For this exercise, repeat all of the material verbatim apart from its images.

- - - - -

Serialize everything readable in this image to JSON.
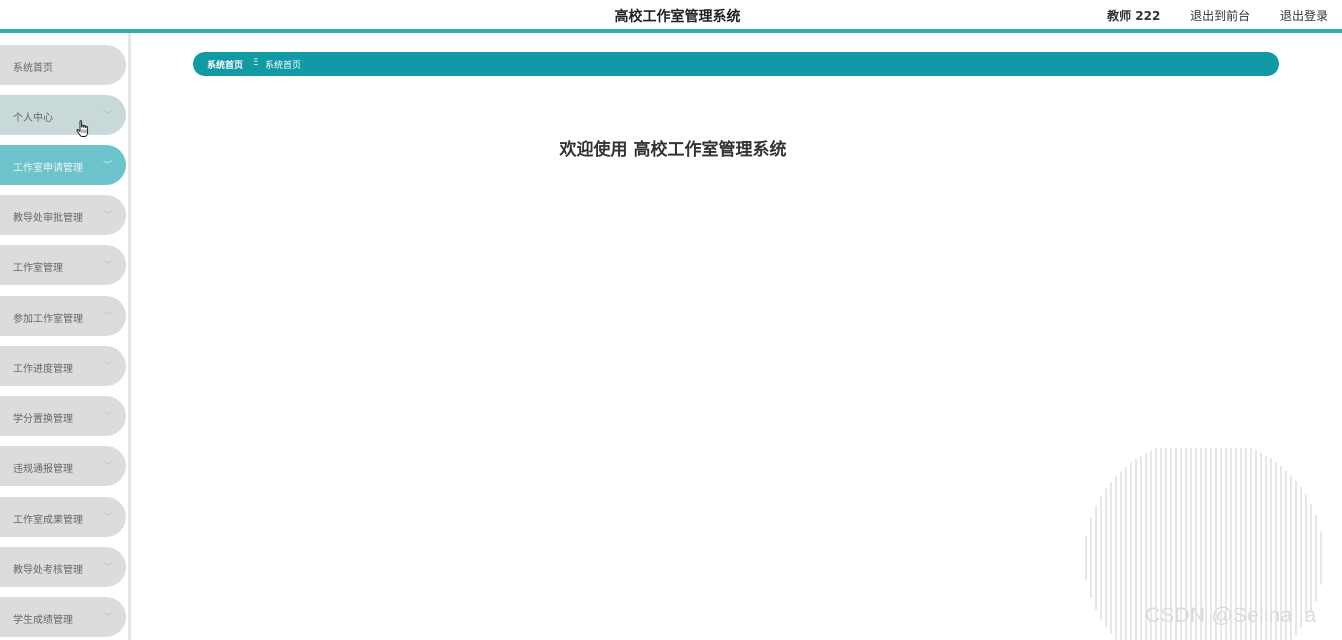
{
  "header": {
    "title": "高校工作室管理系统",
    "user_label": "教师 222",
    "back_to_front": "退出到前台",
    "logout": "退出登录"
  },
  "sidebar": {
    "items": [
      {
        "label": "系统首页",
        "has_chevron": false
      },
      {
        "label": "个人中心",
        "has_chevron": true,
        "state": "hover"
      },
      {
        "label": "工作室申请管理",
        "has_chevron": true,
        "state": "active"
      },
      {
        "label": "教导处审批管理",
        "has_chevron": true
      },
      {
        "label": "工作室管理",
        "has_chevron": true
      },
      {
        "label": "参加工作室管理",
        "has_chevron": true
      },
      {
        "label": "工作进度管理",
        "has_chevron": true
      },
      {
        "label": "学分置换管理",
        "has_chevron": true
      },
      {
        "label": "违规通报管理",
        "has_chevron": true
      },
      {
        "label": "工作室成果管理",
        "has_chevron": true
      },
      {
        "label": "教导处考核管理",
        "has_chevron": true
      },
      {
        "label": "学生成绩管理",
        "has_chevron": true
      }
    ],
    "chevron_glyph": "﹀"
  },
  "breadcrumb": {
    "first": "系统首页",
    "separator": "Ξ",
    "second": "系统首页"
  },
  "main": {
    "welcome_prefix": "欢迎使用",
    "welcome_system": "高校工作室管理系统"
  },
  "watermark": "CSDN @Selina .a",
  "colors": {
    "accent": "#36a9b1",
    "breadcrumb_bg": "#1199a5",
    "menu_bg": "#dcdcdc",
    "menu_active": "#6cc3cc",
    "menu_hover": "#c9d8d9"
  },
  "icons": {
    "cursor": "hand-pointer-icon",
    "chevron": "chevron-down-icon"
  }
}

- - - - -

**RESPONSE TO THE EXERCISE**
Serialize everything readable in this image to JSON.
{
  "header": {
    "title": "高校工作室管理系统",
    "user_label": "教师 222",
    "back_to_front": "退出到前台",
    "logout": "退出登录"
  },
  "sidebar": {
    "items": [
      {
        "label": "系统首页",
        "has_chevron": false
      },
      {
        "label": "个人中心",
        "has_chevron": true,
        "state": "hover"
      },
      {
        "label": "工作室申请管理",
        "has_chevron": true,
        "state": "active"
      },
      {
        "label": "教导处审批管理",
        "has_chevron": true
      },
      {
        "label": "工作室管理",
        "has_chevron": true
      },
      {
        "label": "参加工作室管理",
        "has_chevron": true
      },
      {
        "label": "工作进度管理",
        "has_chevron": true
      },
      {
        "label": "学分置换管理",
        "has_chevron": true
      },
      {
        "label": "违规通报管理",
        "has_chevron": true
      },
      {
        "label": "工作室成果管理",
        "has_chevron": true
      },
      {
        "label": "教导处考核管理",
        "has_chevron": true
      },
      {
        "label": "学生成绩管理",
        "has_chevron": true
      }
    ],
    "chevron_glyph": "﹀"
  },
  "breadcrumb": {
    "first": "系统首页",
    "separator": "Ξ",
    "second": "系统首页"
  },
  "main": {
    "welcome_prefix": "欢迎使用",
    "welcome_system": "高校工作室管理系统"
  },
  "watermark": "CSDN @Selina .a",
  "colors": {
    "accent": "#36a9b1",
    "breadcrumb_bg": "#1199a5",
    "menu_bg": "#dcdcdc",
    "menu_active": "#6cc3cc",
    "menu_hover": "#c9d8d9"
  },
  "icons": {
    "cursor": "hand-pointer-icon",
    "chevron": "chevron-down-icon"
  }
}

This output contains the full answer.